◆ **What to do**
Set down the whole listing verbatim.

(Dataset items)
###
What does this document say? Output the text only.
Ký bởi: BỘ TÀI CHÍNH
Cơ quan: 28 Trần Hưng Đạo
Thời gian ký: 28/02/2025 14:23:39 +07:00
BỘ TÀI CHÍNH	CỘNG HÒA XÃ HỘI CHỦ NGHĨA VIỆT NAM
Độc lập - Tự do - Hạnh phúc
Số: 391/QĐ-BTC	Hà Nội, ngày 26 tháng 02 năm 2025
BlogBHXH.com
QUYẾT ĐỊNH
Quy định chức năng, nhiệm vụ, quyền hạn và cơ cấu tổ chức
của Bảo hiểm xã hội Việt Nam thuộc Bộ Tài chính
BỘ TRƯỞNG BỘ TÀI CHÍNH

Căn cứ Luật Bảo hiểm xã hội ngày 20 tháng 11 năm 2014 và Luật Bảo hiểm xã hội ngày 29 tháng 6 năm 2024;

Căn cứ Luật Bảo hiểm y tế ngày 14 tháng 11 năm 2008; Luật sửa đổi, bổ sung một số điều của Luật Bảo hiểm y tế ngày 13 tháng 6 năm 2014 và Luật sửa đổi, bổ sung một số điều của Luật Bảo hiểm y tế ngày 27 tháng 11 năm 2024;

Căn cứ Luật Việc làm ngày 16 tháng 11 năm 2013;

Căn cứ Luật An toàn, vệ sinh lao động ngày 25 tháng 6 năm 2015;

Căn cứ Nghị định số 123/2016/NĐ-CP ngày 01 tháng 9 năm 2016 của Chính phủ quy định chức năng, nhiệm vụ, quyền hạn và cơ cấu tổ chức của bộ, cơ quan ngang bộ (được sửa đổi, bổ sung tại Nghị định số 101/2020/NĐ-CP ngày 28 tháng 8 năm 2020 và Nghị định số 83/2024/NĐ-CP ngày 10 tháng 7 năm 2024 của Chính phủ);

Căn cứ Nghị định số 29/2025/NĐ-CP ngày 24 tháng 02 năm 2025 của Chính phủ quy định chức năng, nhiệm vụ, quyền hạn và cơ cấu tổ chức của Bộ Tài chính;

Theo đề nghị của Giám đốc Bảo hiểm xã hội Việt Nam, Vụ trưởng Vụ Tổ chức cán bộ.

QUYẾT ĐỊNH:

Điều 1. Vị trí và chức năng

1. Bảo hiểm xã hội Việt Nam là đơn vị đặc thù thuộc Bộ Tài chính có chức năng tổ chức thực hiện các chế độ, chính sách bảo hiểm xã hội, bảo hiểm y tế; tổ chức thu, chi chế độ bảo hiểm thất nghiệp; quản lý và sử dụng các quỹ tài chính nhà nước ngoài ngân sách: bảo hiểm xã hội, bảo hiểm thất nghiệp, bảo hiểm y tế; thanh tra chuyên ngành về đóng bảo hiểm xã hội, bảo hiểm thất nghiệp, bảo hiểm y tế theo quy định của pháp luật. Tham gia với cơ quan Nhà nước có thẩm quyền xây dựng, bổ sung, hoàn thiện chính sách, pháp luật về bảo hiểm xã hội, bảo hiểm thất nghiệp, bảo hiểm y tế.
###
◆ **Correct answer**
What does this document say? Output the text only.
Ký bởi: BỘ TÀI CHÍNH
Cơ quan: 28 Trần Hưng Đạo
Thời gian ký: 28/02/2025 14:23:39 +07:00
BỘ TÀI CHÍNH	CỘNG HÒA XÃ HỘI CHỦ NGHĨA VIỆT NAM
Độc lập - Tự do - Hạnh phúc
Số: 391/QĐ-BTC	Hà Nội, ngày 26 tháng 02 năm 2025
BlogBHXH.com
QUYẾT ĐỊNH
Quy định chức năng, nhiệm vụ, quyền hạn và cơ cấu tổ chức
của Bảo hiểm xã hội Việt Nam thuộc Bộ Tài chính
BỘ TRƯỞNG BỘ TÀI CHÍNH

Căn cứ Luật Bảo hiểm xã hội ngày 20 tháng 11 năm 2014 và Luật Bảo hiểm xã hội ngày 29 tháng 6 năm 2024;

Căn cứ Luật Bảo hiểm y tế ngày 14 tháng 11 năm 2008; Luật sửa đổi, bổ sung một số điều của Luật Bảo hiểm y tế ngày 13 tháng 6 năm 2014 và Luật sửa đổi, bổ sung một số điều của Luật Bảo hiểm y tế ngày 27 tháng 11 năm 2024;

Căn cứ Luật Việc làm ngày 16 tháng 11 năm 2013;

Căn cứ Luật An toàn, vệ sinh lao động ngày 25 tháng 6 năm 2015;

Căn cứ Nghị định số 123/2016/NĐ-CP ngày 01 tháng 9 năm 2016 của Chính phủ quy định chức năng, nhiệm vụ, quyền hạn và cơ cấu tổ chức của bộ, cơ quan ngang bộ (được sửa đổi, bổ sung tại Nghị định số 101/2020/NĐ-CP ngày 28 tháng 8 năm 2020 và Nghị định số 83/2024/NĐ-CP ngày 10 tháng 7 năm 2024 của Chính phủ);

Căn cứ Nghị định số 29/2025/NĐ-CP ngày 24 tháng 02 năm 2025 của Chính phủ quy định chức năng, nhiệm vụ, quyền hạn và cơ cấu tổ chức của Bộ Tài chính;

Theo đề nghị của Giám đốc Bảo hiểm xã hội Việt Nam, Vụ trưởng Vụ Tổ chức cán bộ.

QUYẾT ĐỊNH:

Điều 1. Vị trí và chức năng

1. Bảo hiểm xã hội Việt Nam là đơn vị đặc thù thuộc Bộ Tài chính có chức năng tổ chức thực hiện các chế độ, chính sách bảo hiểm xã hội, bảo hiểm y tế; tổ chức thu, chi chế độ bảo hiểm thất nghiệp; quản lý và sử dụng các quỹ tài chính nhà nước ngoài ngân sách: bảo hiểm xã hội, bảo hiểm thất nghiệp, bảo hiểm y tế; thanh tra chuyên ngành về đóng bảo hiểm xã hội, bảo hiểm thất nghiệp, bảo hiểm y tế theo quy định của pháp luật. Tham gia với cơ quan Nhà nước có thẩm quyền xây dựng, bổ sung, hoàn thiện chính sách, pháp luật về bảo hiểm xã hội, bảo hiểm thất nghiệp, bảo hiểm y tế.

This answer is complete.